▶ CHALLENGE
Find the lines that hold the word "color" and return them.

▶ Items from a figure collection
++++++++++++++++++++
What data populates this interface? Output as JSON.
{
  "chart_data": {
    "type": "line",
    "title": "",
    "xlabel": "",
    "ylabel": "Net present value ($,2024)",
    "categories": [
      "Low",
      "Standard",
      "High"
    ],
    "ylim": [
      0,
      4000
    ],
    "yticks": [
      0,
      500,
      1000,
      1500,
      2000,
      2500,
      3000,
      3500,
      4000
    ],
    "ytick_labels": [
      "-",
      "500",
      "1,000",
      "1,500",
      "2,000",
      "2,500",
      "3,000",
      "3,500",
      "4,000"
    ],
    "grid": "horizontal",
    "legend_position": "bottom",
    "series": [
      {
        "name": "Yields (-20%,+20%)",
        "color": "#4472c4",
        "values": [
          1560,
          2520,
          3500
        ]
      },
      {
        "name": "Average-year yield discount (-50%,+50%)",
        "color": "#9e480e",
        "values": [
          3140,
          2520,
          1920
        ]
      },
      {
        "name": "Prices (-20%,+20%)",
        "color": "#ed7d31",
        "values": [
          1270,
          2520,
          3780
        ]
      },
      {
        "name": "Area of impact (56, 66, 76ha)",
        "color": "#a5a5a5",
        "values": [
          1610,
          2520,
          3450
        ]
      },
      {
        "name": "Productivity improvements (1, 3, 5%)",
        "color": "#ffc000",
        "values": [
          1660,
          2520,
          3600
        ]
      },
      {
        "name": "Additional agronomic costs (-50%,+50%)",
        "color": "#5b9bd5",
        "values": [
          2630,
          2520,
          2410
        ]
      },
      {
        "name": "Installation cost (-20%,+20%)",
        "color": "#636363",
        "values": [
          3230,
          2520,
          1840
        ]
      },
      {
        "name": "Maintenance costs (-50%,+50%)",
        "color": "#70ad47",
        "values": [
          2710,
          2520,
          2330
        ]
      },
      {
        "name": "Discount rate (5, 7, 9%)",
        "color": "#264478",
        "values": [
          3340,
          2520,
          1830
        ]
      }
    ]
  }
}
++++++++++++++++++++
▶ REPLY TO THE EXERCISE
        "color": "#4472c4",
        "color": "#9e480e",
        "color": "#ed7d31",
        "color": "#a5a5a5",
        "color": "#ffc000",
        "color": "#5b9bd5",
        "color": "#636363",
        "color": "#70ad47",
        "color": "#264478",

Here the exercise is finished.